>> begin

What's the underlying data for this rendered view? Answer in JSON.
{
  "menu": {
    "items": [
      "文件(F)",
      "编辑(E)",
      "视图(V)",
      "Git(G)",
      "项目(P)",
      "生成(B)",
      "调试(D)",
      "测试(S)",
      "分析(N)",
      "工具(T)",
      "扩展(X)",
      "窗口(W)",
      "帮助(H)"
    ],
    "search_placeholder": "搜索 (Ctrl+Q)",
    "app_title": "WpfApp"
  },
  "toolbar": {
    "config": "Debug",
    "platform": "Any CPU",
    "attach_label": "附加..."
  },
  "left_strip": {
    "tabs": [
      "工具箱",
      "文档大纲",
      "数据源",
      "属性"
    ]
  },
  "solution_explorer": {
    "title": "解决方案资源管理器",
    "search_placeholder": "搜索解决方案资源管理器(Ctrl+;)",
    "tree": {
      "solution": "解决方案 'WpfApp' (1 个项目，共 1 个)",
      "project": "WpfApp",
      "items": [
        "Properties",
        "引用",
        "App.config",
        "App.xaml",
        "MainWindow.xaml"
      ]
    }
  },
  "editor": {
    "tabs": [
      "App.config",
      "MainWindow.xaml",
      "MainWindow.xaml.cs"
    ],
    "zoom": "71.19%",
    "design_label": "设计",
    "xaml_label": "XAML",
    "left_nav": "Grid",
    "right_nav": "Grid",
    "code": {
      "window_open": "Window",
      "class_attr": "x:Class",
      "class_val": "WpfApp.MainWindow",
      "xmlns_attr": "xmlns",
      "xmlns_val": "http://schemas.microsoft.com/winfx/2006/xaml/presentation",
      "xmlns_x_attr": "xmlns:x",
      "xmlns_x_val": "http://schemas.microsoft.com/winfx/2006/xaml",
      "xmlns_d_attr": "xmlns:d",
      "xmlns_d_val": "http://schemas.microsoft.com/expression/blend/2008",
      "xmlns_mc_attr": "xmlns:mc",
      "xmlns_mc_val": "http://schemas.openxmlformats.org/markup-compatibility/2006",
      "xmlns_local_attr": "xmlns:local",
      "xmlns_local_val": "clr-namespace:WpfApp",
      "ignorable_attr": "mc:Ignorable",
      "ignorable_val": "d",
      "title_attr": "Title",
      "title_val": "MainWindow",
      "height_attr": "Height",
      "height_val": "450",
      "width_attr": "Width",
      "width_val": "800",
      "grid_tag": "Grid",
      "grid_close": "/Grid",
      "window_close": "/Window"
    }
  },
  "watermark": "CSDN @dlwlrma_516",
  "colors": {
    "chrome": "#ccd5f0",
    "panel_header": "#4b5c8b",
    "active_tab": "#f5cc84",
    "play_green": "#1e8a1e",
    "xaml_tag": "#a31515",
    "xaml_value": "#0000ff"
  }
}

>> end

BRIEF:
Where a line in the material contains "Grid", copy that line.

WRITTEN SOLUTION:
    "left_nav": "Grid",
    "right_nav": "Grid",
      "grid_tag": "Grid",
      "grid_close": "/Grid",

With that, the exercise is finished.